» **Input rows**:

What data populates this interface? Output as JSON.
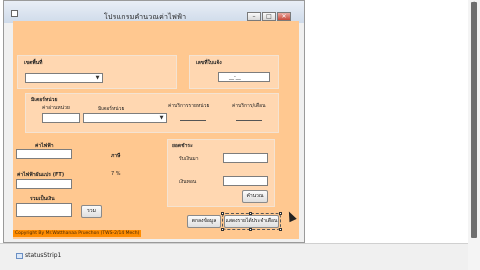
{
  "window": {
    "title": "โปรแกรมคำนวณค่าไฟฟ้า",
    "minimize_glyph": "–",
    "maximize_glyph": "□",
    "close_glyph": "✕"
  },
  "area_group": {
    "label": "เขตพื้นที่"
  },
  "meter_group": {
    "label": "เลขที่ใบแจ้ง",
    "value": "__-__"
  },
  "meter_reading": {
    "label": "มิเตอร์หน่วย",
    "current_label": "ค่าอ่านหน่วย",
    "previous_label": "มิเตอร์หน่วย",
    "rate_label": "ค่าบริการรายหน่วย",
    "service_label": "ค่าบริการ/เดือน"
  },
  "charges": {
    "energy_label": "ค่าไฟฟ้า",
    "energy_unit": "ภาษี",
    "ft_label": "ค่าไฟฟ้าผันแปร (FT)",
    "vat_value": "7 %",
    "total_label": "รวมเป็นเงิน",
    "sum_button": "รวม"
  },
  "payment": {
    "label": "ยอดชำระ",
    "received_label": "รับเงินมา",
    "change_label": "เงินทอน",
    "calc_button": "คำนวณ"
  },
  "actions": {
    "save_button": "ตกลงข้อมูล",
    "print_button": "แสดงรายได้ประจำเดือน"
  },
  "footer": {
    "copyright": "Copyright By Mr.Watthanaa Pruechon (TWS-2/14 Mech)"
  },
  "tray": {
    "label": "statusStrip1"
  },
  "scrollbar": {
    "up": "▲",
    "down": "▼"
  }
}
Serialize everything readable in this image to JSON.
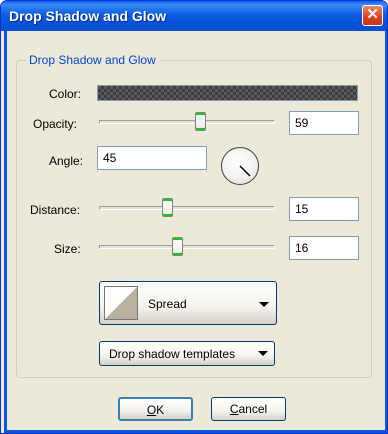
{
  "window": {
    "title": "Drop Shadow and Glow",
    "close_glyph": "✕"
  },
  "group": {
    "legend": "Drop Shadow and Glow"
  },
  "color": {
    "label": "Color:"
  },
  "opacity": {
    "label": "Opacity:",
    "value": "59"
  },
  "angle": {
    "label": "Angle:",
    "value": "45"
  },
  "distance": {
    "label": "Distance:",
    "value": "15"
  },
  "size": {
    "label": "Size:",
    "value": "16"
  },
  "spread": {
    "label": "Spread"
  },
  "templates": {
    "label": "Drop shadow templates"
  },
  "buttons": {
    "ok_mnemonic": "O",
    "ok_rest": "K",
    "cancel_mnemonic": "C",
    "cancel_rest": "ancel"
  },
  "colors": {
    "title_bar": "#0a5ee8",
    "group_legend": "#0046d5",
    "slider_accent": "#21c12b",
    "close_button": "#d9401c"
  }
}
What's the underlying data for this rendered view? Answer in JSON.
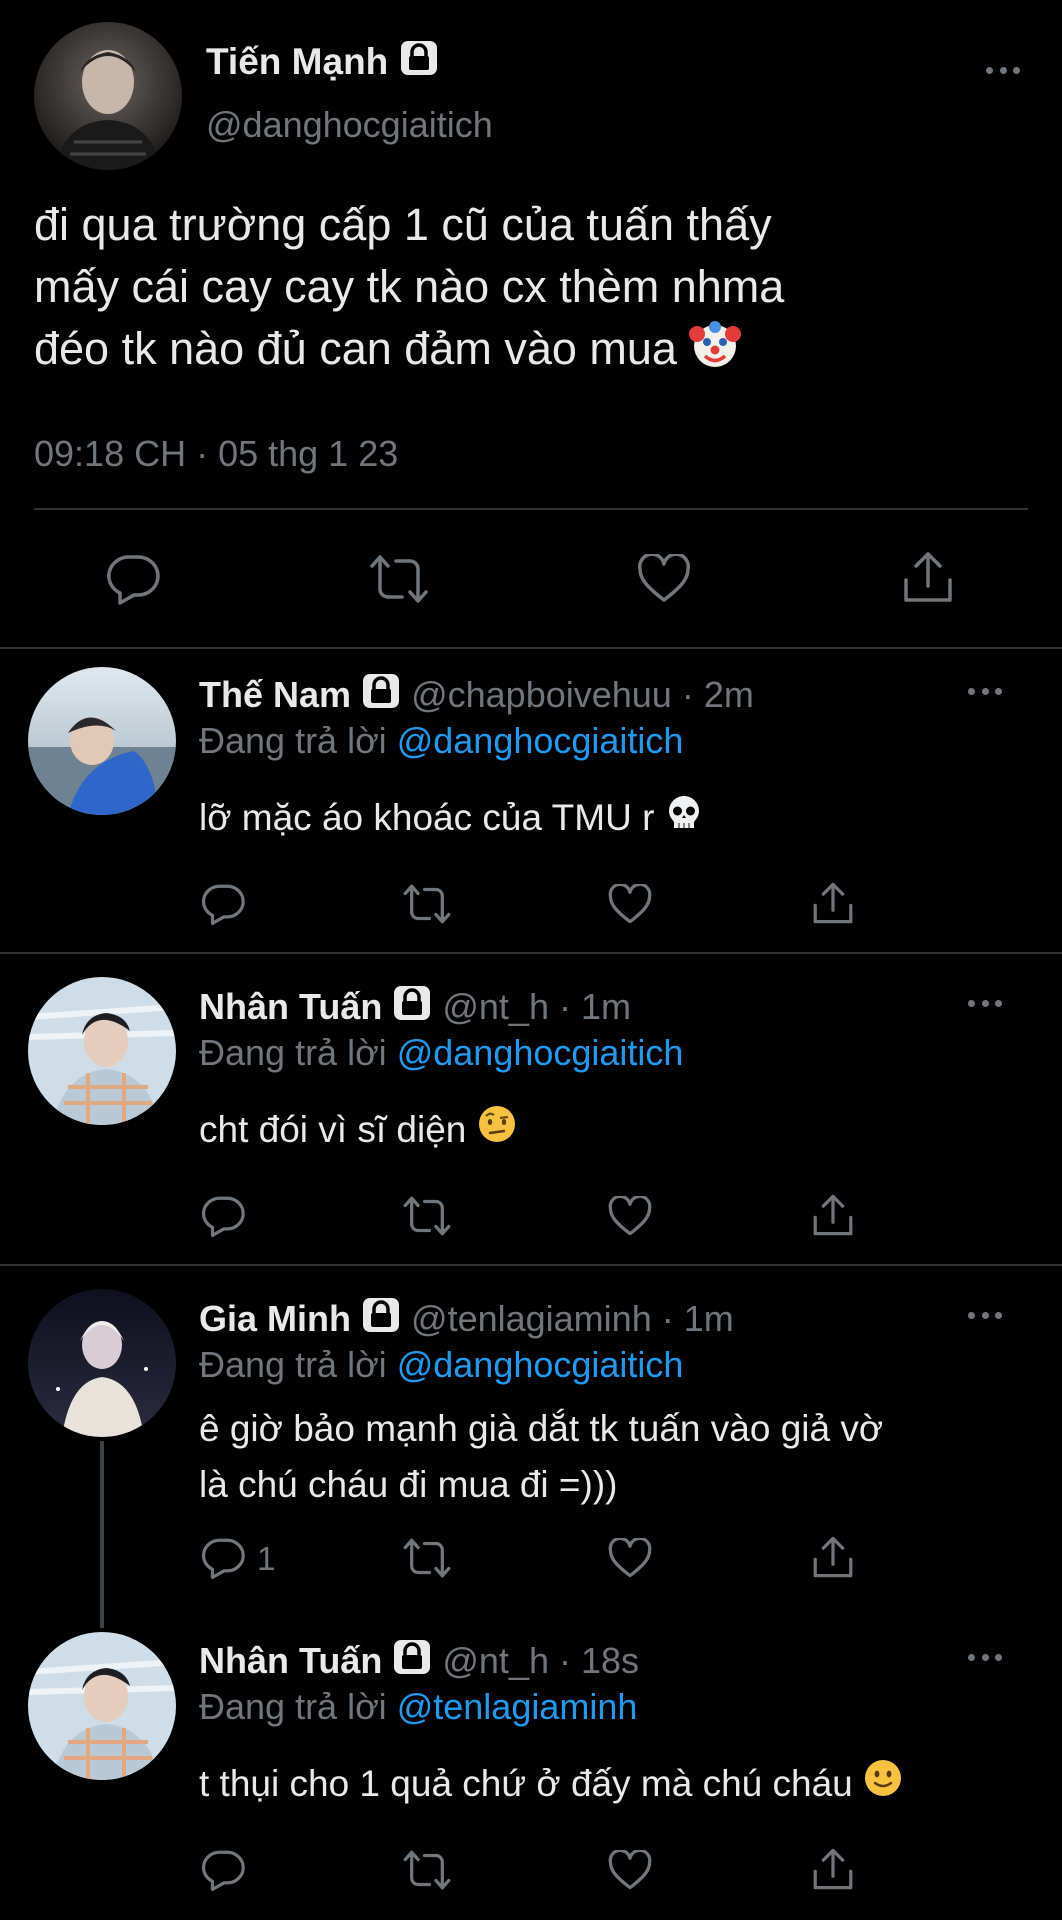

» **Exercise requirements**:
Copy every line of the records above that contains "JSON".

» **Exercise answer**:
What data populates this interface? Output as JSON.
Serialize everything readable in this image to JSON.
What's the underlying data for this rendered view? Answer in JSON.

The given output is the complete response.